Say how many lines of these entries include the word "الجزئي", and answer with the number alone.

━━ DATASET CONTENT ━━

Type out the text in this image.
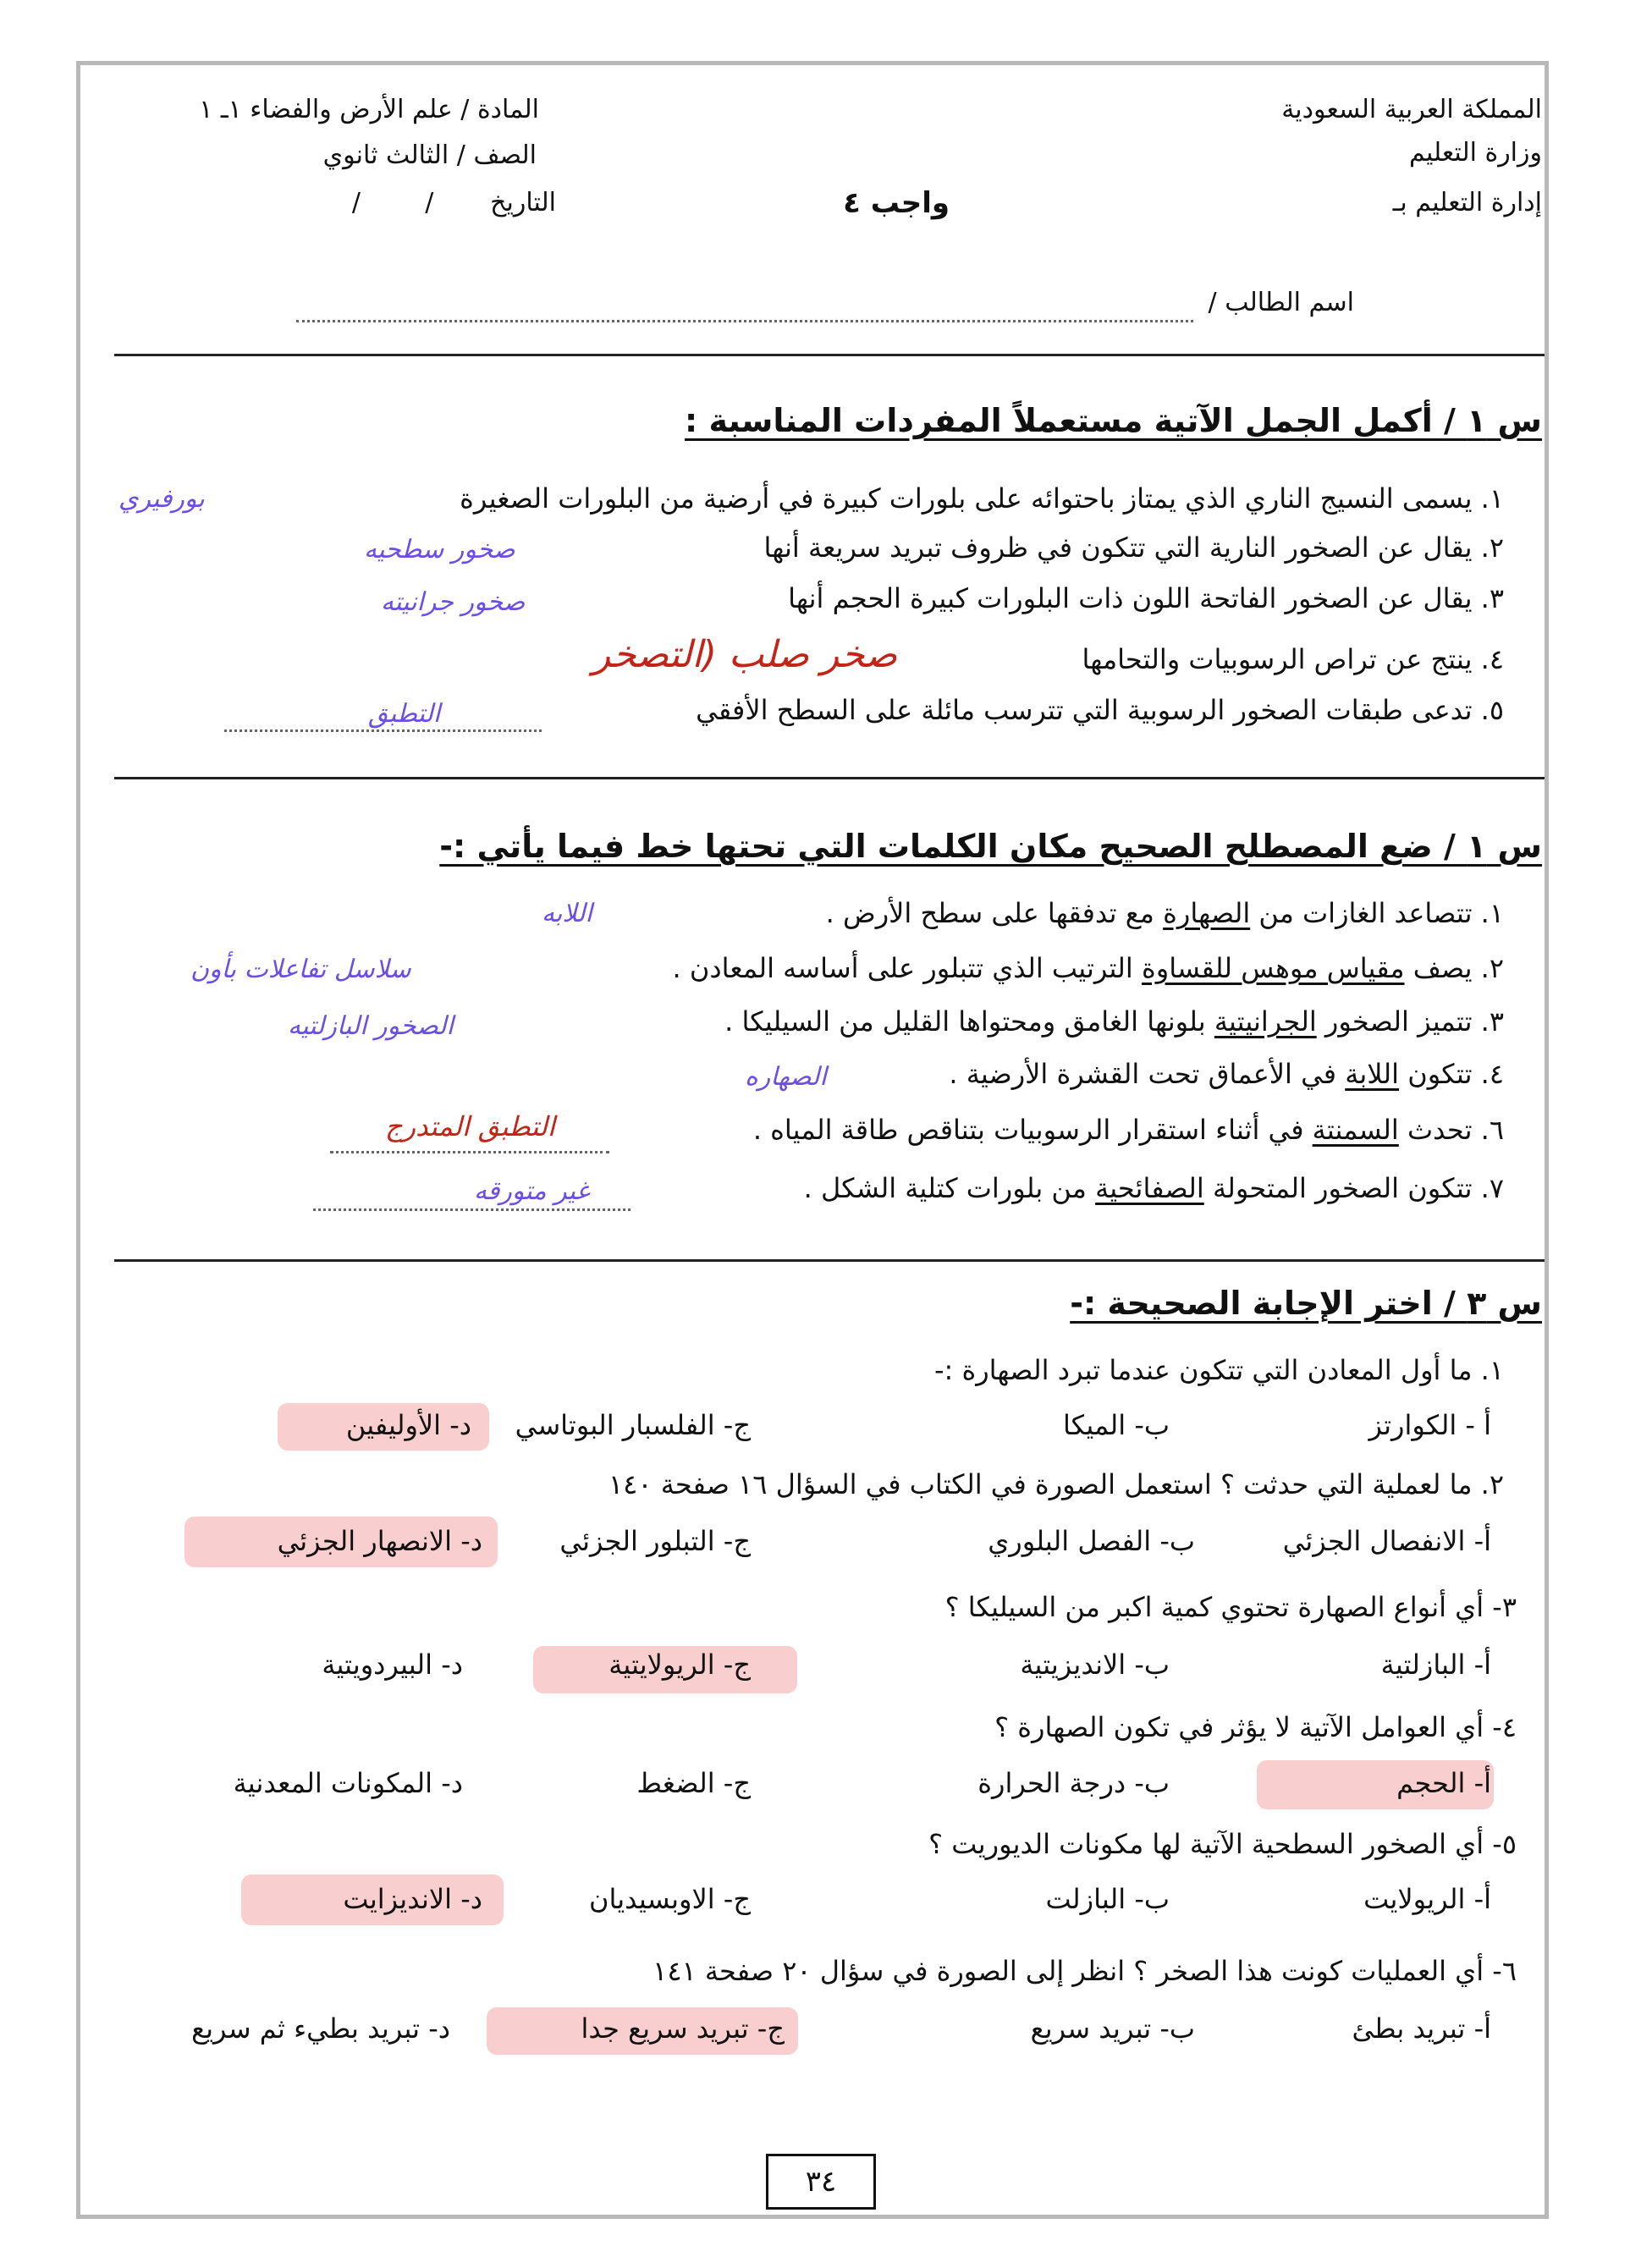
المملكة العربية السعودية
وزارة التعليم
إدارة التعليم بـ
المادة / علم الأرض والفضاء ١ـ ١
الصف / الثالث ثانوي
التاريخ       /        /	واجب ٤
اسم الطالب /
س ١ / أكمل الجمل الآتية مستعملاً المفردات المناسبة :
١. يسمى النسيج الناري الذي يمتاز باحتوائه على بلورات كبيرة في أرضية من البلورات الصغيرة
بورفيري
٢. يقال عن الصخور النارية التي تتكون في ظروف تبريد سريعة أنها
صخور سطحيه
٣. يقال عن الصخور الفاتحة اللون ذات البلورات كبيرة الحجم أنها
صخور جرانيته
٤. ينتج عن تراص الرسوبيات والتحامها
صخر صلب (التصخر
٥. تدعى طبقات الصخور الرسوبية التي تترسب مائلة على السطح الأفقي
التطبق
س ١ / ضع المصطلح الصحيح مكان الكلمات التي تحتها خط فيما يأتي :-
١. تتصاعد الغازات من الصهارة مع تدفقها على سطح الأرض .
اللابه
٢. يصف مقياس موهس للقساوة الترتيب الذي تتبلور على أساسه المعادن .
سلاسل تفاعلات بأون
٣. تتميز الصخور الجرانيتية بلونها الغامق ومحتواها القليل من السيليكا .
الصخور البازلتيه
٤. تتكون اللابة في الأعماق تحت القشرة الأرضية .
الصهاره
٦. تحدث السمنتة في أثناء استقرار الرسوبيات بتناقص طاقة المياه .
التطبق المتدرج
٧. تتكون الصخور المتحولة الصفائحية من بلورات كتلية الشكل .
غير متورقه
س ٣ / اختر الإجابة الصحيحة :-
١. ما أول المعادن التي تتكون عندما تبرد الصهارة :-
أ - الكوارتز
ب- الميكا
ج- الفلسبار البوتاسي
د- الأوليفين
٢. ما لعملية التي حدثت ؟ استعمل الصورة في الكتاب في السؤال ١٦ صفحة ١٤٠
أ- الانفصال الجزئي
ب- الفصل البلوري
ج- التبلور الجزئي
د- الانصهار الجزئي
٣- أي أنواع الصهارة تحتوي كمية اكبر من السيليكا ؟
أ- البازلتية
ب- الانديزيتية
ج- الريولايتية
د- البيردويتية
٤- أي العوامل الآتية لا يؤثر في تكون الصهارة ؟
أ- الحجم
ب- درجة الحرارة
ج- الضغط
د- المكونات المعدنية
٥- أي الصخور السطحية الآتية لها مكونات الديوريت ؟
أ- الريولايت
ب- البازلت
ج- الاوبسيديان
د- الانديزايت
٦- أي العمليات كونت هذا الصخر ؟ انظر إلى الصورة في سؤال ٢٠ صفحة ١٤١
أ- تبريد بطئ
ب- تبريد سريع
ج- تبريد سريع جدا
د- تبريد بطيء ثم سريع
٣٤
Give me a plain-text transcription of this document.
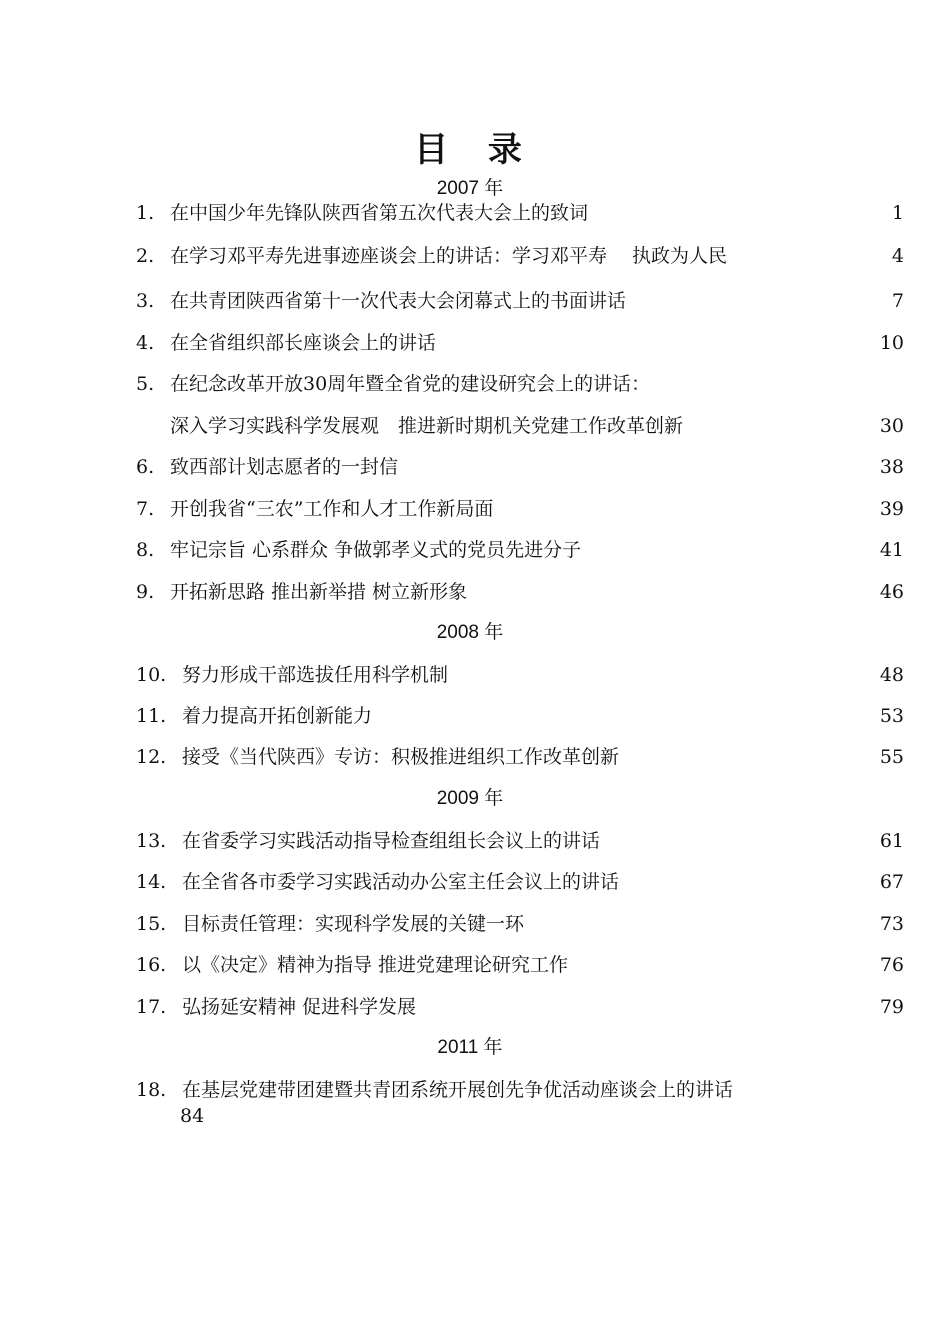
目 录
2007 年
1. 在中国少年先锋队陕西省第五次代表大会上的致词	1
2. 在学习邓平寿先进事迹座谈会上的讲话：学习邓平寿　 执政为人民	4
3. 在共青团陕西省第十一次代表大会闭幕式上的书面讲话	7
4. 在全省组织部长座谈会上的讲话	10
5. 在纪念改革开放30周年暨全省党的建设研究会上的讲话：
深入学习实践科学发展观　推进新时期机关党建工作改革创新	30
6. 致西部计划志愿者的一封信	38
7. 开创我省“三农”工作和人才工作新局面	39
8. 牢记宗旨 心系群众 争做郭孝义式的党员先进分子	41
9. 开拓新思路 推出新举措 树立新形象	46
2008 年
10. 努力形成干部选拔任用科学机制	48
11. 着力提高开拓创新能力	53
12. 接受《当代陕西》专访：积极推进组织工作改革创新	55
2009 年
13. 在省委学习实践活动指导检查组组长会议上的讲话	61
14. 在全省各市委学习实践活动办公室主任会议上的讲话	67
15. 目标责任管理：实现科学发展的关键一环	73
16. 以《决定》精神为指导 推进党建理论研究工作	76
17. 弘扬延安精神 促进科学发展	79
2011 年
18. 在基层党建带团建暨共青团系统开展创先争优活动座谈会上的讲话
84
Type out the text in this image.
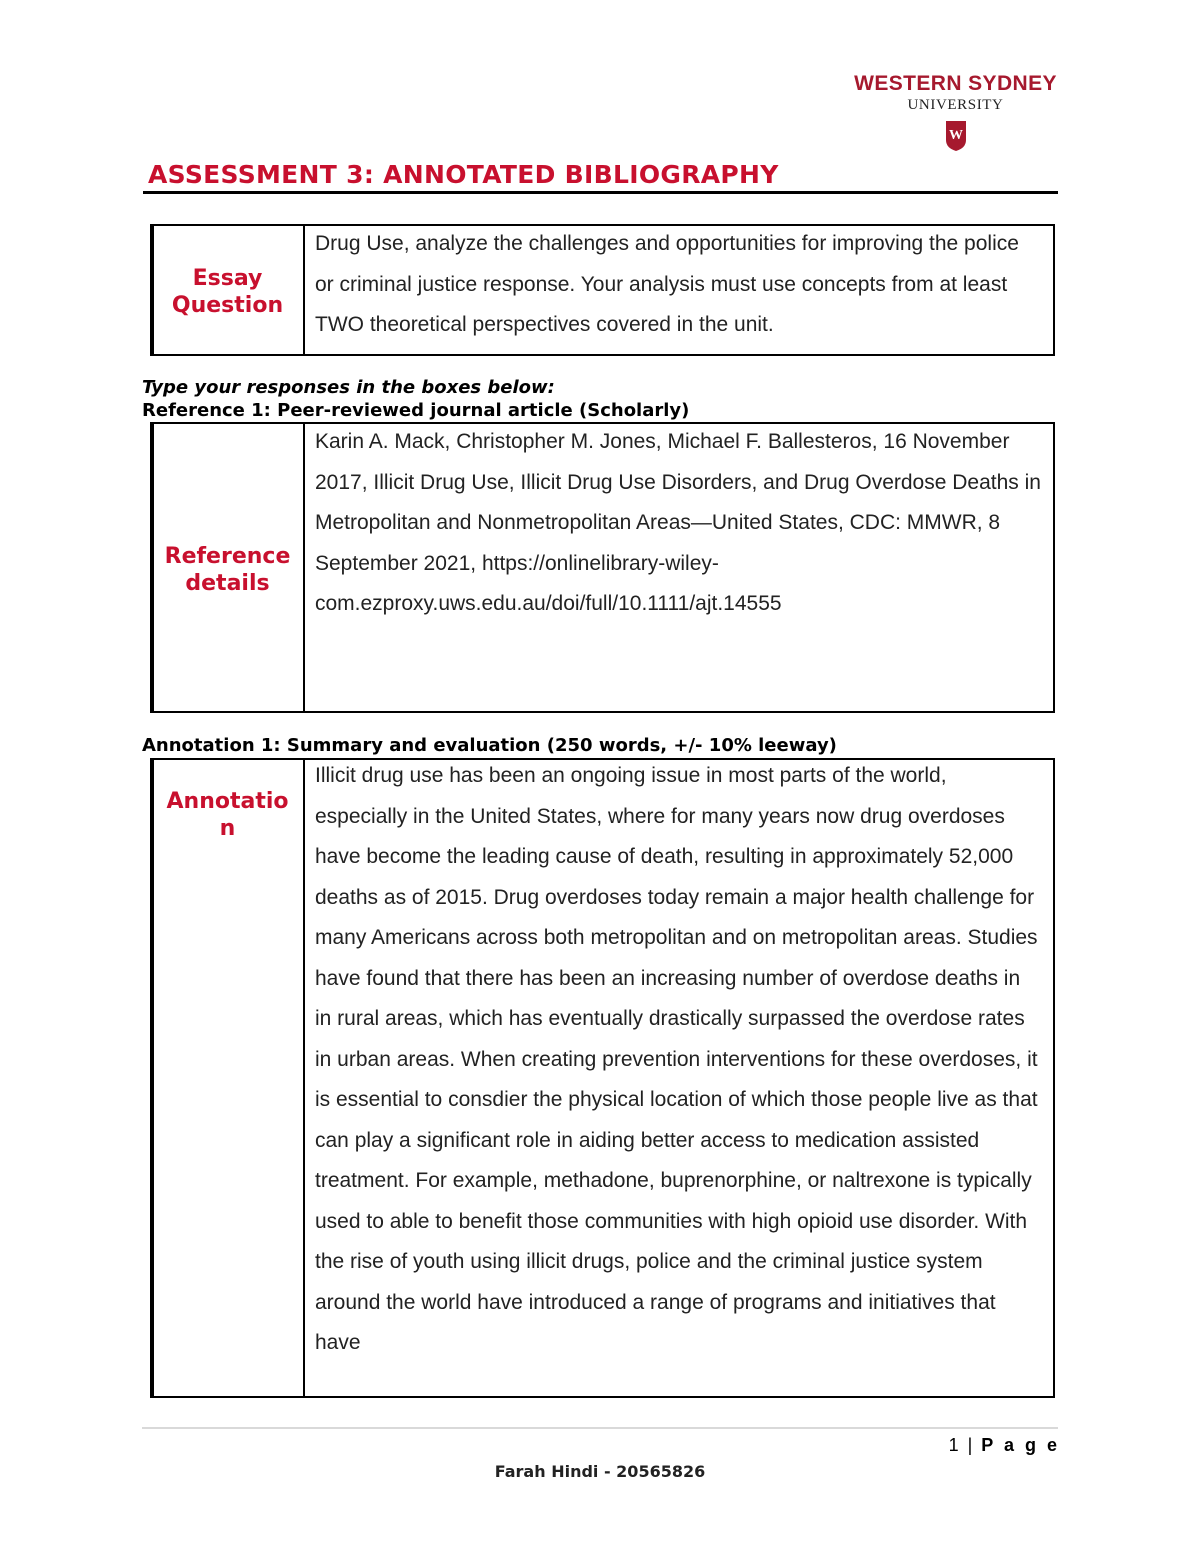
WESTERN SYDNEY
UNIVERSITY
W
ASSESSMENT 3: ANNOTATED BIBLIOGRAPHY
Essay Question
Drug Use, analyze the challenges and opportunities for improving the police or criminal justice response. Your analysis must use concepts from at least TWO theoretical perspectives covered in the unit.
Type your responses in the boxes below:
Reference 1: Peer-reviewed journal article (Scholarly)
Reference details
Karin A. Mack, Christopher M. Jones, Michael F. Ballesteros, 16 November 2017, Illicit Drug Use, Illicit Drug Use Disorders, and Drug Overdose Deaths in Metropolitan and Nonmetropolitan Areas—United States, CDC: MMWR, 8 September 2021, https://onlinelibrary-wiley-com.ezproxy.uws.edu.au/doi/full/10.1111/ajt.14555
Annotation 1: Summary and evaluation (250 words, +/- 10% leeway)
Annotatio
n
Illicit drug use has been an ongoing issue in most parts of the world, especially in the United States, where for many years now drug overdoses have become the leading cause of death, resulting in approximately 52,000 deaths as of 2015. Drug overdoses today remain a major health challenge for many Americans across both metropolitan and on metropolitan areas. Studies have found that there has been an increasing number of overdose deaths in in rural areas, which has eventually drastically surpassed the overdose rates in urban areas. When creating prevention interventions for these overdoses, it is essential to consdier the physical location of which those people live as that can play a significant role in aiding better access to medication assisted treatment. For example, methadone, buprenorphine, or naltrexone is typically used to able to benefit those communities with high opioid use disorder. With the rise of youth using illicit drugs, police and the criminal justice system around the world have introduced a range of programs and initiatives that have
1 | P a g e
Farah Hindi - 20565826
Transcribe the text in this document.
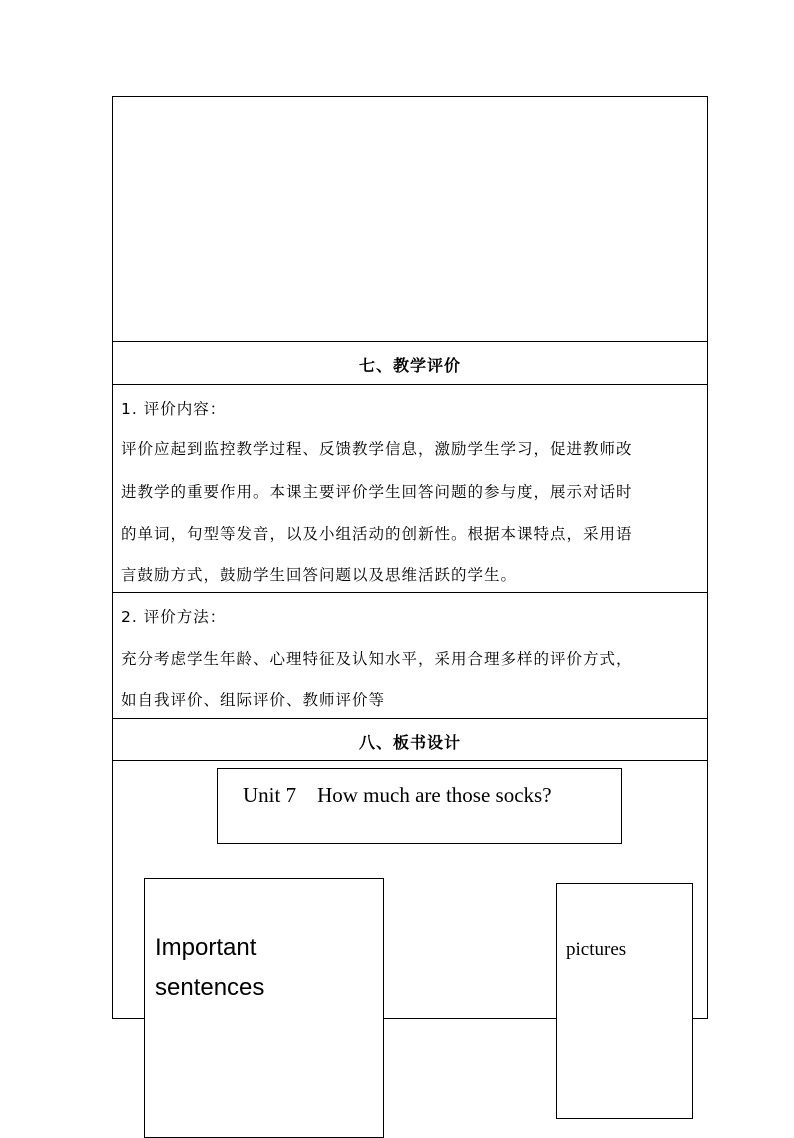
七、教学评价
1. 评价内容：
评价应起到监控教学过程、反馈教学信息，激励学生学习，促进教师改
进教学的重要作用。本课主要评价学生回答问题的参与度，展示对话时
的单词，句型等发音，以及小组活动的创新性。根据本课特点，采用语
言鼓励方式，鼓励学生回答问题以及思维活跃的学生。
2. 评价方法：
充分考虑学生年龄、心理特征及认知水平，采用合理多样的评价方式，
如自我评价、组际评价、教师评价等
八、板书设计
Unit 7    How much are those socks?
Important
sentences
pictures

━━━

→ WORKED ANSWER: 3